### PROBLEM TO WORK ON
Copy all the data exactly, except the pictures.

### GIVEN RECORDS
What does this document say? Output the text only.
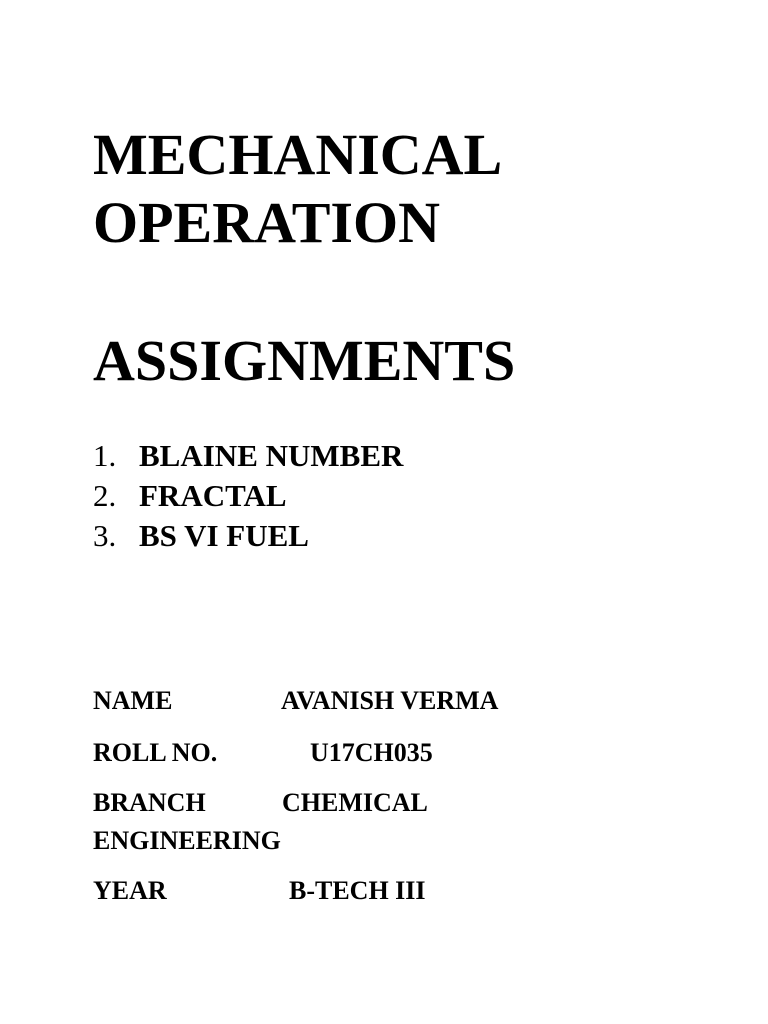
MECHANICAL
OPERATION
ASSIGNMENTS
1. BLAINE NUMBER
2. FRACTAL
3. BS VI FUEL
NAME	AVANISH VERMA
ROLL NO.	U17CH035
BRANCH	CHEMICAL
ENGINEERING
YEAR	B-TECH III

### SOLUTION
What does this document say? Output the text only.
MECHANICAL
OPERATION
ASSIGNMENTS
1. BLAINE NUMBER
2. FRACTAL
3. BS VI FUEL
NAME	AVANISH VERMA
ROLL NO.	U17CH035
BRANCH	CHEMICAL
ENGINEERING
YEAR	B-TECH III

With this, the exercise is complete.